# Objective:
Search the data below for the string "frame". Extract every line that contains it.

# Extracted information:
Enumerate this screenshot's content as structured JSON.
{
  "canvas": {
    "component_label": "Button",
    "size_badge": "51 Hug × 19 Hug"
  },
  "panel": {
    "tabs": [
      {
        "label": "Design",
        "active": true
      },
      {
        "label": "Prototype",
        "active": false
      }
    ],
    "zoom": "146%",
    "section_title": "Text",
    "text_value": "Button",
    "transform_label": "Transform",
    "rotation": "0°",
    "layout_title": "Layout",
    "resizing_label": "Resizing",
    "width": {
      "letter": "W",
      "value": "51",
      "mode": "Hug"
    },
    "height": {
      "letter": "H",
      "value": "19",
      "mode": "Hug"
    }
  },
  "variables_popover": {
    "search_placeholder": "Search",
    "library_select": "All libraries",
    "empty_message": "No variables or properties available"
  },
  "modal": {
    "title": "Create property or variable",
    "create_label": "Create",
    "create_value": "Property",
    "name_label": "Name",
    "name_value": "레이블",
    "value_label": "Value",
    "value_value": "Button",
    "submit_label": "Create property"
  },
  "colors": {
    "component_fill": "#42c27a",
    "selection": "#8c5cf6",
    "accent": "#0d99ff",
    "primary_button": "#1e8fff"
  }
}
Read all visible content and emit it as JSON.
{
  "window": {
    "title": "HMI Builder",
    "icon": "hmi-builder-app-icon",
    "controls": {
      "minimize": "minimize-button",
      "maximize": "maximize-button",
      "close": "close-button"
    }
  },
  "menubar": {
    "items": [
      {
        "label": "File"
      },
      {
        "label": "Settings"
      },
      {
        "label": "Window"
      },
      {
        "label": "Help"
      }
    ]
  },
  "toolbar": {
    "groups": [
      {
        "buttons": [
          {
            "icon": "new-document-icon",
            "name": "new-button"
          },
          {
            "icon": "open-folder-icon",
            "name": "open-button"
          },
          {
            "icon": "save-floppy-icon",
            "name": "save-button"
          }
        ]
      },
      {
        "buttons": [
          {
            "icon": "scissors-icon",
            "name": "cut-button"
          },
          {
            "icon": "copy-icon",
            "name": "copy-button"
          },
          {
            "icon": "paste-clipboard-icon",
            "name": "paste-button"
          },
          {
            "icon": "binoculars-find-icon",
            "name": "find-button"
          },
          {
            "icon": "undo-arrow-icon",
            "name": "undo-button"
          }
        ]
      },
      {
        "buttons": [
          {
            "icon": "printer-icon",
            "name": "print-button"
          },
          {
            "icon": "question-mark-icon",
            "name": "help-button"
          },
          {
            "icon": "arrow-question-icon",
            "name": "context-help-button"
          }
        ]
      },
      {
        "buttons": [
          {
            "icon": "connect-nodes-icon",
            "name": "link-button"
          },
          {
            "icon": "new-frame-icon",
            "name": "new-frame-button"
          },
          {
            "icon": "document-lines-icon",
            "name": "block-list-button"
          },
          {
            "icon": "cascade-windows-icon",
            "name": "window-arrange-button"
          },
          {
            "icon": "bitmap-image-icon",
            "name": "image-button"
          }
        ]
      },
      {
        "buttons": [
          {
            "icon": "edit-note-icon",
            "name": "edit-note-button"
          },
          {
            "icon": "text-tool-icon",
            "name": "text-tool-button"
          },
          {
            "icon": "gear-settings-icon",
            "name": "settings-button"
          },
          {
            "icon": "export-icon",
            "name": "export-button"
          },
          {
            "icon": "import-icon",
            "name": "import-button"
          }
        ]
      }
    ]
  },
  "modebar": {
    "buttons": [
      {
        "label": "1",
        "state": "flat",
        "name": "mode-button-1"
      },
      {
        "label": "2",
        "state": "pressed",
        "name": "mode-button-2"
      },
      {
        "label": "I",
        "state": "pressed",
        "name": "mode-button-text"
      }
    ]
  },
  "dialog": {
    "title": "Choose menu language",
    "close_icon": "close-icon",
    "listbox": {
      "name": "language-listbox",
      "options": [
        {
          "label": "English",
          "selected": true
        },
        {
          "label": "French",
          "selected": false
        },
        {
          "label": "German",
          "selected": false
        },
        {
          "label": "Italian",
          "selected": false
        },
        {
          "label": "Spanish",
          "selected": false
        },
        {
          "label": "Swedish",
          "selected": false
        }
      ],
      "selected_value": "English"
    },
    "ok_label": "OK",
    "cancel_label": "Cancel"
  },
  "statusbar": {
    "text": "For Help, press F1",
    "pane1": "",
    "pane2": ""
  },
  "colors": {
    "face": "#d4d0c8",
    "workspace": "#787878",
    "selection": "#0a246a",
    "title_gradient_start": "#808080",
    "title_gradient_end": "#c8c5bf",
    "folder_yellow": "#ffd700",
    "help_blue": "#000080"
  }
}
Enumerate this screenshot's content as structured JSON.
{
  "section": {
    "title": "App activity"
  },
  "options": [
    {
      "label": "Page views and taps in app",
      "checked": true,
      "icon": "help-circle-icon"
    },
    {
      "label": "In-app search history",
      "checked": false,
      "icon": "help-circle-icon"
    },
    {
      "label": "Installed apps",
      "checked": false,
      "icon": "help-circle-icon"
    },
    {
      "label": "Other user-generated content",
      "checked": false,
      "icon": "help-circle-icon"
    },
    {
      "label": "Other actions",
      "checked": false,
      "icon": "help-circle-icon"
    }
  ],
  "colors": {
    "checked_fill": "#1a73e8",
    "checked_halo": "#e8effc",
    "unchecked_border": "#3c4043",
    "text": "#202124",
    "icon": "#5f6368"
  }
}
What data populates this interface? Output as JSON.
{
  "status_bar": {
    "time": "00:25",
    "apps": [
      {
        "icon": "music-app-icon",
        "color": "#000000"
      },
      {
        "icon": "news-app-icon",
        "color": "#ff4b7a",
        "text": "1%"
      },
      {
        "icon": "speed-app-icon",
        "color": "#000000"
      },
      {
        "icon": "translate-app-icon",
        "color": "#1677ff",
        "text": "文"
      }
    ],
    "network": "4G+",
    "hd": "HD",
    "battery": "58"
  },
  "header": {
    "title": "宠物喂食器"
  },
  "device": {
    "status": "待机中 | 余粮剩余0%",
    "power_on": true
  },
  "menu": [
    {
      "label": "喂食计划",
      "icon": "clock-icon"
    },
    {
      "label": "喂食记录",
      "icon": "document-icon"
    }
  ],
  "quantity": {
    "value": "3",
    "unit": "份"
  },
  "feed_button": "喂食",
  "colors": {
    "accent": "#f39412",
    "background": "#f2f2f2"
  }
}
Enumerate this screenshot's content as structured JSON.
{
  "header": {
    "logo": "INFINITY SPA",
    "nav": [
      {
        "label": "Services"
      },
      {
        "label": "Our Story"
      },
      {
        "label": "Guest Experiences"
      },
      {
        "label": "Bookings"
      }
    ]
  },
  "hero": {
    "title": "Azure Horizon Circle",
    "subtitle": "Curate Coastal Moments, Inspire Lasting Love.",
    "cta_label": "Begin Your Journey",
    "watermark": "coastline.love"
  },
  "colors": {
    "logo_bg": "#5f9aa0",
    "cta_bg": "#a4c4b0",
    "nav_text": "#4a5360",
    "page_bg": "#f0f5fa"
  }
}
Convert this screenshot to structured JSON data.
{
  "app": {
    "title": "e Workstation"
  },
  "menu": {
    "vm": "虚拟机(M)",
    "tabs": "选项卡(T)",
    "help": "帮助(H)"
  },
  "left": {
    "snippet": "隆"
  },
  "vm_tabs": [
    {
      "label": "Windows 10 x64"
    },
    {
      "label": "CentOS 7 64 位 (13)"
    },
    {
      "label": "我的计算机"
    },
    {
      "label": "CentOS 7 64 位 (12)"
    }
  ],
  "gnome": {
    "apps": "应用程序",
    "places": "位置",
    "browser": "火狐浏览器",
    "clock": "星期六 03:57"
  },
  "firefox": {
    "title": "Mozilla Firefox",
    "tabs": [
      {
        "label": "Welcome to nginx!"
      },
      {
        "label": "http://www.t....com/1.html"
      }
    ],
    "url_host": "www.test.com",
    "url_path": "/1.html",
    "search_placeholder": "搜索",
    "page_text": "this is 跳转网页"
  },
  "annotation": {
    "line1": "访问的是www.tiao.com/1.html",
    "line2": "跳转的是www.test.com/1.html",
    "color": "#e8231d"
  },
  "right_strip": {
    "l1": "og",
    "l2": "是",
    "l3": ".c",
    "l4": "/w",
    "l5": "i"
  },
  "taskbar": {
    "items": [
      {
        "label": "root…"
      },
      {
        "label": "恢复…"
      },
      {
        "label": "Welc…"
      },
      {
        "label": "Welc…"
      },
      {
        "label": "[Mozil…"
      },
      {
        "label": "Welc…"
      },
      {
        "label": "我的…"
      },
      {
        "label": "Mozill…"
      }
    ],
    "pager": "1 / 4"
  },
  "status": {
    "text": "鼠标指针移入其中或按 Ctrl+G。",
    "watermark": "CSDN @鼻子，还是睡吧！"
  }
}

# Exercise solution:
            "icon": "new-frame-icon",
            "name": "new-frame-button"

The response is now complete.